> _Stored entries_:
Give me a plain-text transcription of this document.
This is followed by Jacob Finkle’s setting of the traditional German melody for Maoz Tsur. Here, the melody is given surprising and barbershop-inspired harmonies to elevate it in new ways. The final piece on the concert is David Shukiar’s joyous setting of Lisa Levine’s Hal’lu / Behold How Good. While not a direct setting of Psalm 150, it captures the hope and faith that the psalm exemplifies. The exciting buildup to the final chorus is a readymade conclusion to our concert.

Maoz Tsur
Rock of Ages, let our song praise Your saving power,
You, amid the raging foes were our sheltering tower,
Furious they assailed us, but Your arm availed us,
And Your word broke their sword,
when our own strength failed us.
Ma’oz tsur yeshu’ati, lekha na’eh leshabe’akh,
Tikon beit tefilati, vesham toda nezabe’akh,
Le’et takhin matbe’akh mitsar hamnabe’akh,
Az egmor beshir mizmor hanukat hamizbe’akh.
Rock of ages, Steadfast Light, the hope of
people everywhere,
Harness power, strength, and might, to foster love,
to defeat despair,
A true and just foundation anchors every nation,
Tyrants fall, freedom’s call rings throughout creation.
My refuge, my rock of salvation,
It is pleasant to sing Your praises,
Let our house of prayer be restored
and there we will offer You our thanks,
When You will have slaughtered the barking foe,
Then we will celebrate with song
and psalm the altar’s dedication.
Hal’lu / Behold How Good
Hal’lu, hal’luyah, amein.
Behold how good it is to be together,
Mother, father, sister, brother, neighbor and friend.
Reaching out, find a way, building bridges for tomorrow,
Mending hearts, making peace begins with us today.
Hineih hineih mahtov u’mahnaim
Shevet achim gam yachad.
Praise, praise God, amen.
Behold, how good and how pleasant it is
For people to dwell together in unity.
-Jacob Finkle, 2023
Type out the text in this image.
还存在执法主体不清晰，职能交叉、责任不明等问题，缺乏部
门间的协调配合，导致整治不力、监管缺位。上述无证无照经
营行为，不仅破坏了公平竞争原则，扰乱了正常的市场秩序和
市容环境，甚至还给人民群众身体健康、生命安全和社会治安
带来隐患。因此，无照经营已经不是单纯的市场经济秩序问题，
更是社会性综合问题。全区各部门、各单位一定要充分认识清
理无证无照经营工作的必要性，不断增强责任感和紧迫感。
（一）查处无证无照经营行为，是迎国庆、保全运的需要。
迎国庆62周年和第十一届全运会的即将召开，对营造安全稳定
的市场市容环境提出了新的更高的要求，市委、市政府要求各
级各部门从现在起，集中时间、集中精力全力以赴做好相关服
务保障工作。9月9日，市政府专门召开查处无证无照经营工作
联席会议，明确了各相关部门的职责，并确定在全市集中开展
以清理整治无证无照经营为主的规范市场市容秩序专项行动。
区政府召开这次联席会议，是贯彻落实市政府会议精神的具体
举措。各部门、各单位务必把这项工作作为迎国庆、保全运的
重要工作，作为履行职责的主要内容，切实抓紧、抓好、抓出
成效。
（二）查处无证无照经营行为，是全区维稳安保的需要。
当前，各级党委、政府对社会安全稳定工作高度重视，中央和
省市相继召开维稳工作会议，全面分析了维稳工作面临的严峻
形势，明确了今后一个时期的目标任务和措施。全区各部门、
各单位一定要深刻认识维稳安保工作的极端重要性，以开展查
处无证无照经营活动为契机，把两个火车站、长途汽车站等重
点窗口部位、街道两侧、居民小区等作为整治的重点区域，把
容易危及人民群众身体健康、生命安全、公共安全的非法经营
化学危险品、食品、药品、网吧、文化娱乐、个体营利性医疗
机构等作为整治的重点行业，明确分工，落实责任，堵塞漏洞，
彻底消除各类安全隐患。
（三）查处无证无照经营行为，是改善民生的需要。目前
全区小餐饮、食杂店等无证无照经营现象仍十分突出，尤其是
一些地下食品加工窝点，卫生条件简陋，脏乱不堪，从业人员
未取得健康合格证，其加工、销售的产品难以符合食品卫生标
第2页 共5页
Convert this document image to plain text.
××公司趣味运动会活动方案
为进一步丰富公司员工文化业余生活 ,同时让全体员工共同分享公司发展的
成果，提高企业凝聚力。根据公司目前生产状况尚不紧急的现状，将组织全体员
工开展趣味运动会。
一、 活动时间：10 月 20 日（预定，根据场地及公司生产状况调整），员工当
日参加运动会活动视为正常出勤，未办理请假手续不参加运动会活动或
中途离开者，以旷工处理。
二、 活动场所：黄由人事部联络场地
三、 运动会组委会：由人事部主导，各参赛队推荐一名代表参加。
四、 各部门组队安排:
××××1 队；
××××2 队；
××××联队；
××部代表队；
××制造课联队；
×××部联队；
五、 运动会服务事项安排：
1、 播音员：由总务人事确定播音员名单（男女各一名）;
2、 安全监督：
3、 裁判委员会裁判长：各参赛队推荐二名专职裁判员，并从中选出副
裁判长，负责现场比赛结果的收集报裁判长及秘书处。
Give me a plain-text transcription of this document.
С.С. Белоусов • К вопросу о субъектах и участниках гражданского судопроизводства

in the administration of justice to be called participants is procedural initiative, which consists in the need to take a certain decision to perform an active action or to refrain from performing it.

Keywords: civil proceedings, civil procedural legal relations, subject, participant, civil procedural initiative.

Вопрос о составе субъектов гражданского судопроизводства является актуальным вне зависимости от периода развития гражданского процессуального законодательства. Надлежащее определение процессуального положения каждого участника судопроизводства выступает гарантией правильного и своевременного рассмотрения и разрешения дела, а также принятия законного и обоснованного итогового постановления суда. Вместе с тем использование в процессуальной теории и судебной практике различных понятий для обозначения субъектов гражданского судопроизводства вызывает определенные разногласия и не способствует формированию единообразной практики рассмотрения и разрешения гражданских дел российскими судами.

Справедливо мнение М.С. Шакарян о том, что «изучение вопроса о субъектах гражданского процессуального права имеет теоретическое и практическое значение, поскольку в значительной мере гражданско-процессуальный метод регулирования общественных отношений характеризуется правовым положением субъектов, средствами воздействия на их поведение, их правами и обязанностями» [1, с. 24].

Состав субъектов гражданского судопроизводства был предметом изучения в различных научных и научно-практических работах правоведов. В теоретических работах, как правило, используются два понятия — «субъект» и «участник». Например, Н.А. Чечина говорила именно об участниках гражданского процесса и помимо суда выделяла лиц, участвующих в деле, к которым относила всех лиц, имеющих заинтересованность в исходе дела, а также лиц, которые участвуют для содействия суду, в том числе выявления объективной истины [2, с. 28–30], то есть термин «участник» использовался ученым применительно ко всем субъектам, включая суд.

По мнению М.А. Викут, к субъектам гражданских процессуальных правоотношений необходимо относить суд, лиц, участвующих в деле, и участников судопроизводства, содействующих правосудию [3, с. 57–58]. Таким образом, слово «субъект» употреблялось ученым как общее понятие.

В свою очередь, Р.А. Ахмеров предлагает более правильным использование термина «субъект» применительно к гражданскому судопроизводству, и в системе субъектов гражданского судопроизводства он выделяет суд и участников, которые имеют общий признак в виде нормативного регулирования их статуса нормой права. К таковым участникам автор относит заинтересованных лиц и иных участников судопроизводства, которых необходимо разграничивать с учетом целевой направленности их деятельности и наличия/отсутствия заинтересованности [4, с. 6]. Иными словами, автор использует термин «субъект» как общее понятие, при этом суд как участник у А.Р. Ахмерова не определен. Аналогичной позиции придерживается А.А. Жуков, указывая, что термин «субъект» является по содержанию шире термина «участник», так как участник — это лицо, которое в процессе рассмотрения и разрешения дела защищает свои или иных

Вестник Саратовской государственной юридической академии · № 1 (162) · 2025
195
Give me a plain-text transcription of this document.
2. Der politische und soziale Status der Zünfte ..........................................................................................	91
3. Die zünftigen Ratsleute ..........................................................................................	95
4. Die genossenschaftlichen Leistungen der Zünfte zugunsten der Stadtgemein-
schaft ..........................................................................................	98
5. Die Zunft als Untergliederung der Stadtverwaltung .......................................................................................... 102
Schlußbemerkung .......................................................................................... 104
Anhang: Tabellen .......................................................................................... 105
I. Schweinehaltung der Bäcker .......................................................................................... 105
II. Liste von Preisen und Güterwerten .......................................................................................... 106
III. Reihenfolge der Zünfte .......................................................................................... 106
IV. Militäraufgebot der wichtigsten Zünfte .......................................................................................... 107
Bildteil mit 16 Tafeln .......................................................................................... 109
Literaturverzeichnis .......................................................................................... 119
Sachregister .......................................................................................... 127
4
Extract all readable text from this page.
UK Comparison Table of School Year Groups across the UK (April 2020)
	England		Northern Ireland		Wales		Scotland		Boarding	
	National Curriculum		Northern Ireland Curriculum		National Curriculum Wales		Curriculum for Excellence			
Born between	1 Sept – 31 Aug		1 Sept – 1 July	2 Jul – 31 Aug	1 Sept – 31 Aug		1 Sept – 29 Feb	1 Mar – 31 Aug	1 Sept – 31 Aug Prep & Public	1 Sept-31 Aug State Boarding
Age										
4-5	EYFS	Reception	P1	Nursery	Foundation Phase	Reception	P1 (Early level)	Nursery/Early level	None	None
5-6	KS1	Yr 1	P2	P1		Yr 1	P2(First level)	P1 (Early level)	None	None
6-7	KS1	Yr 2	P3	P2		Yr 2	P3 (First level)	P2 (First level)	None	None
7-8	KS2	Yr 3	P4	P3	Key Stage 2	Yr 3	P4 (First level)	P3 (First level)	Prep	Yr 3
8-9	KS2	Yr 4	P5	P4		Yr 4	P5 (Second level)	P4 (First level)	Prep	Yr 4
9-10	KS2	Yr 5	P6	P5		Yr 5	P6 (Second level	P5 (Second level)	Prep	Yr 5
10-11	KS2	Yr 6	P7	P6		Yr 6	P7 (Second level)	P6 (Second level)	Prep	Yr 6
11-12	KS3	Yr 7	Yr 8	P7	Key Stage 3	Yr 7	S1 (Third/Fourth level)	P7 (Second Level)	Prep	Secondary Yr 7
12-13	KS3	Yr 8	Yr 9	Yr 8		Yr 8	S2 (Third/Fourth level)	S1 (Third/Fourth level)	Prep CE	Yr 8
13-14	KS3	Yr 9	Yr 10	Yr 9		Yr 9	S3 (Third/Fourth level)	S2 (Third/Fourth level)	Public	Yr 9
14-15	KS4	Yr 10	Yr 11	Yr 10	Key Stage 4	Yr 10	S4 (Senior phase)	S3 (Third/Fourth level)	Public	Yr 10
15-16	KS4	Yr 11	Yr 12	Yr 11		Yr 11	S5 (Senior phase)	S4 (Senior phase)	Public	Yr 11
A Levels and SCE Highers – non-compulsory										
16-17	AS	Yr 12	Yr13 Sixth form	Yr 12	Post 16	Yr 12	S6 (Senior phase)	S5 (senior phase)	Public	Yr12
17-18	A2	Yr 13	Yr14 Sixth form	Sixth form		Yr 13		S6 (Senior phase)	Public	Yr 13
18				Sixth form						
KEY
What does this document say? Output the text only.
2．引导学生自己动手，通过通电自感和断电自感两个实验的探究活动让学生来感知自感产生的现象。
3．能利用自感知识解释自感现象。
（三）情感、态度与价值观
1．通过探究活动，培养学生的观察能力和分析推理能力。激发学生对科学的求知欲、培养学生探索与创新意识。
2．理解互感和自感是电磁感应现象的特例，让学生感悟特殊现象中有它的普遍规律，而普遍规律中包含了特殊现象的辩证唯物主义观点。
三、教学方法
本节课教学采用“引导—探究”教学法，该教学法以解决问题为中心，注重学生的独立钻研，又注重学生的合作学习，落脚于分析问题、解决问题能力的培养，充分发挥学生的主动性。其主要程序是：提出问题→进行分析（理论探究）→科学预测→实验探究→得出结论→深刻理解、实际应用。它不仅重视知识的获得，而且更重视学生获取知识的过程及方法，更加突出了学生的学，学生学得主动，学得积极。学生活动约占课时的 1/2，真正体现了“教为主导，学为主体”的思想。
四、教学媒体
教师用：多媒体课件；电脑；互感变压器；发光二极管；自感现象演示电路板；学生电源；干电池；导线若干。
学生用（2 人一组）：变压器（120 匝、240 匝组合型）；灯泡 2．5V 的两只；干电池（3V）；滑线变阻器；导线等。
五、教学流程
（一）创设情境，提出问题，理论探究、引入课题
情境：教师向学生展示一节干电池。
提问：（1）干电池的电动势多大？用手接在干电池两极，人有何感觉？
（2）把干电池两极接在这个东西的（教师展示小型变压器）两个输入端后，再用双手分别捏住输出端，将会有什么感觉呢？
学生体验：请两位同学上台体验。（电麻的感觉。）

> _WHAT THIS TASK INVOLVES_: Extract each line from the listing that holds the word "power".

> _TASK RESULT_:
Rock of Ages, let our song praise Your saving power,
Harness power, strength, and might, to foster love,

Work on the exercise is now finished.